● Short problem: Output every record below exactly as it appears.

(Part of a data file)
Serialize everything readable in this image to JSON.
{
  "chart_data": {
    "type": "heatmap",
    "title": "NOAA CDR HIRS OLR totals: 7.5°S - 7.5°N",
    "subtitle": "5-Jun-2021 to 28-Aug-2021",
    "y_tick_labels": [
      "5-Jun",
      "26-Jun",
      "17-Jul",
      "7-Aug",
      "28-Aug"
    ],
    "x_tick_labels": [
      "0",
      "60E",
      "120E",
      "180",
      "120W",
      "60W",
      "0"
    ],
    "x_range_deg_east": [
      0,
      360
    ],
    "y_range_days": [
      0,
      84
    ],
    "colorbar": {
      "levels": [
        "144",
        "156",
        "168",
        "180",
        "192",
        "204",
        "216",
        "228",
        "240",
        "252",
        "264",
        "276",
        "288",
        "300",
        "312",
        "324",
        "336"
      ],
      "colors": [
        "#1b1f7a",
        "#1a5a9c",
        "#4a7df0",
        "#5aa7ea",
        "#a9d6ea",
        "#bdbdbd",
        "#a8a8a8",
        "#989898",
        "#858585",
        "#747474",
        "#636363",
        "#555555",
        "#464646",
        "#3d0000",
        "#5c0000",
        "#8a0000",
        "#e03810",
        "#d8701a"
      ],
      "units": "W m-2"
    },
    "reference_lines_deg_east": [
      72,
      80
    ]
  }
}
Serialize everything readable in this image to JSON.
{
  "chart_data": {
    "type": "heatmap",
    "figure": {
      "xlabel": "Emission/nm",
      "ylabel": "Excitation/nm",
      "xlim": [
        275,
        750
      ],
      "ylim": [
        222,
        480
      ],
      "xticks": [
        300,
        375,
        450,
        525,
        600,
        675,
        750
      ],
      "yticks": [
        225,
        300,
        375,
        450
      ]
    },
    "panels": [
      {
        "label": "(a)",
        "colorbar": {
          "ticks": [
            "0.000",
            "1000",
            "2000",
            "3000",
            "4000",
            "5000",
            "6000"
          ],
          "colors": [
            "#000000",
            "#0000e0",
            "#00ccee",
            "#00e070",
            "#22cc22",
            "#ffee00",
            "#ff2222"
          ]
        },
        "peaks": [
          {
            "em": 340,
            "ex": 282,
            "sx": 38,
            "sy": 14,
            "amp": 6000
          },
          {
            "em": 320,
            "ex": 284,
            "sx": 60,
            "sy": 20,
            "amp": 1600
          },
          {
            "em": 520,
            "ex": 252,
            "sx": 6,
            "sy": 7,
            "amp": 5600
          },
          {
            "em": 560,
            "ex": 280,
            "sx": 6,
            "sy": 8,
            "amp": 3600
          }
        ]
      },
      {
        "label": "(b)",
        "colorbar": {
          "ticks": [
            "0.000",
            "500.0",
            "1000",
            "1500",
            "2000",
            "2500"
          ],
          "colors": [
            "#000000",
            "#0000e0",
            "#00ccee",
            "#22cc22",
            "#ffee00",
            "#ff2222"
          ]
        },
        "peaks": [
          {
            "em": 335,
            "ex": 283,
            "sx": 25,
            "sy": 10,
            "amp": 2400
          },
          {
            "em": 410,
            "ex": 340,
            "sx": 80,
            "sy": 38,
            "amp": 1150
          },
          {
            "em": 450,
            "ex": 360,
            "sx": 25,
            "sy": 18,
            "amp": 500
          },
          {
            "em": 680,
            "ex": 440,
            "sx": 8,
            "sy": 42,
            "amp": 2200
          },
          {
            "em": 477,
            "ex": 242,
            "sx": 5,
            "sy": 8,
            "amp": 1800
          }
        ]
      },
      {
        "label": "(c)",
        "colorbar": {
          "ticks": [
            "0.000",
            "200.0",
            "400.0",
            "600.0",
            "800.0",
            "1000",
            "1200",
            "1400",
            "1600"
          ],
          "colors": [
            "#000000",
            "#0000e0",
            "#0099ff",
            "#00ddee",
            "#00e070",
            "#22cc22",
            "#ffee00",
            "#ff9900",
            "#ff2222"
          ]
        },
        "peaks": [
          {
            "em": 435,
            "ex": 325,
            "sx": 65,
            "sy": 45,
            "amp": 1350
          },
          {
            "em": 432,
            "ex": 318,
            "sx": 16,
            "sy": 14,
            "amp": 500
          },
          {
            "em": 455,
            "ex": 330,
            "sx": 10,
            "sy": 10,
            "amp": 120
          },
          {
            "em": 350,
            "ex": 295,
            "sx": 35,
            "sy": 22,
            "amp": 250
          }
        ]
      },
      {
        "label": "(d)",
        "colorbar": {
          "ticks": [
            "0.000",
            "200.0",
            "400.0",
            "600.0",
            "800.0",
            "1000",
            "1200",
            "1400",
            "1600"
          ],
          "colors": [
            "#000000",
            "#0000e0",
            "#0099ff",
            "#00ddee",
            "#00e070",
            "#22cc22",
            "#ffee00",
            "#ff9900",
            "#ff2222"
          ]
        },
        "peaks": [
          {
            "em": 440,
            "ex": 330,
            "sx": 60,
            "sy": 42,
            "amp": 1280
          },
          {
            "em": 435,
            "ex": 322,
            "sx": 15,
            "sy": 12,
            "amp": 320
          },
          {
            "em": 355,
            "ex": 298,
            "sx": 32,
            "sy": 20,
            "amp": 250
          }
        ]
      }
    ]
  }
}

● Exercise answer:
Serialize everything readable in this image to JSON.
{
  "chart_data": {
    "type": "heatmap",
    "title": "NOAA CDR HIRS OLR totals: 7.5°S - 7.5°N",
    "subtitle": "5-Jun-2021 to 28-Aug-2021",
    "y_tick_labels": [
      "5-Jun",
      "26-Jun",
      "17-Jul",
      "7-Aug",
      "28-Aug"
    ],
    "x_tick_labels": [
      "0",
      "60E",
      "120E",
      "180",
      "120W",
      "60W",
      "0"
    ],
    "x_range_deg_east": [
      0,
      360
    ],
    "y_range_days": [
      0,
      84
    ],
    "colorbar": {
      "levels": [
        "144",
        "156",
        "168",
        "180",
        "192",
        "204",
        "216",
        "228",
        "240",
        "252",
        "264",
        "276",
        "288",
        "300",
        "312",
        "324",
        "336"
      ],
      "colors": [
        "#1b1f7a",
        "#1a5a9c",
        "#4a7df0",
        "#5aa7ea",
        "#a9d6ea",
        "#bdbdbd",
        "#a8a8a8",
        "#989898",
        "#858585",
        "#747474",
        "#636363",
        "#555555",
        "#464646",
        "#3d0000",
        "#5c0000",
        "#8a0000",
        "#e03810",
        "#d8701a"
      ],
      "units": "W m-2"
    },
    "reference_lines_deg_east": [
      72,
      80
    ]
  }
}
Serialize everything readable in this image to JSON.
{
  "chart_data": {
    "type": "heatmap",
    "figure": {
      "xlabel": "Emission/nm",
      "ylabel": "Excitation/nm",
      "xlim": [
        275,
        750
      ],
      "ylim": [
        222,
        480
      ],
      "xticks": [
        300,
        375,
        450,
        525,
        600,
        675,
        750
      ],
      "yticks": [
        225,
        300,
        375,
        450
      ]
    },
    "panels": [
      {
        "label": "(a)",
        "colorbar": {
          "ticks": [
            "0.000",
            "1000",
            "2000",
            "3000",
            "4000",
            "5000",
            "6000"
          ],
          "colors": [
            "#000000",
            "#0000e0",
            "#00ccee",
            "#00e070",
            "#22cc22",
            "#ffee00",
            "#ff2222"
          ]
        },
        "peaks": [
          {
            "em": 340,
            "ex": 282,
            "sx": 38,
            "sy": 14,
            "amp": 6000
          },
          {
            "em": 320,
            "ex": 284,
            "sx": 60,
            "sy": 20,
            "amp": 1600
          },
          {
            "em": 520,
            "ex": 252,
            "sx": 6,
            "sy": 7,
            "amp": 5600
          },
          {
            "em": 560,
            "ex": 280,
            "sx": 6,
            "sy": 8,
            "amp": 3600
          }
        ]
      },
      {
        "label": "(b)",
        "colorbar": {
          "ticks": [
            "0.000",
            "500.0",
            "1000",
            "1500",
            "2000",
            "2500"
          ],
          "colors": [
            "#000000",
            "#0000e0",
            "#00ccee",
            "#22cc22",
            "#ffee00",
            "#ff2222"
          ]
        },
        "peaks": [
          {
            "em": 335,
            "ex": 283,
            "sx": 25,
            "sy": 10,
            "amp": 2400
          },
          {
            "em": 410,
            "ex": 340,
            "sx": 80,
            "sy": 38,
            "amp": 1150
          },
          {
            "em": 450,
            "ex": 360,
            "sx": 25,
            "sy": 18,
            "amp": 500
          },
          {
            "em": 680,
            "ex": 440,
            "sx": 8,
            "sy": 42,
            "amp": 2200
          },
          {
            "em": 477,
            "ex": 242,
            "sx": 5,
            "sy": 8,
            "amp": 1800
          }
        ]
      },
      {
        "label": "(c)",
        "colorbar": {
          "ticks": [
            "0.000",
            "200.0",
            "400.0",
            "600.0",
            "800.0",
            "1000",
            "1200",
            "1400",
            "1600"
          ],
          "colors": [
            "#000000",
            "#0000e0",
            "#0099ff",
            "#00ddee",
            "#00e070",
            "#22cc22",
            "#ffee00",
            "#ff9900",
            "#ff2222"
          ]
        },
        "peaks": [
          {
            "em": 435,
            "ex": 325,
            "sx": 65,
            "sy": 45,
            "amp": 1350
          },
          {
            "em": 432,
            "ex": 318,
            "sx": 16,
            "sy": 14,
            "amp": 500
          },
          {
            "em": 455,
            "ex": 330,
            "sx": 10,
            "sy": 10,
            "amp": 120
          },
          {
            "em": 350,
            "ex": 295,
            "sx": 35,
            "sy": 22,
            "amp": 250
          }
        ]
      },
      {
        "label": "(d)",
        "colorbar": {
          "ticks": [
            "0.000",
            "200.0",
            "400.0",
            "600.0",
            "800.0",
            "1000",
            "1200",
            "1400",
            "1600"
          ],
          "colors": [
            "#000000",
            "#0000e0",
            "#0099ff",
            "#00ddee",
            "#00e070",
            "#22cc22",
            "#ffee00",
            "#ff9900",
            "#ff2222"
          ]
        },
        "peaks": [
          {
            "em": 440,
            "ex": 330,
            "sx": 60,
            "sy": 42,
            "amp": 1280
          },
          {
            "em": 435,
            "ex": 322,
            "sx": 15,
            "sy": 12,
            "amp": 320
          },
          {
            "em": 355,
            "ex": 298,
            "sx": 32,
            "sy": 20,
            "amp": 250
          }
        ]
      }
    ]
  }
}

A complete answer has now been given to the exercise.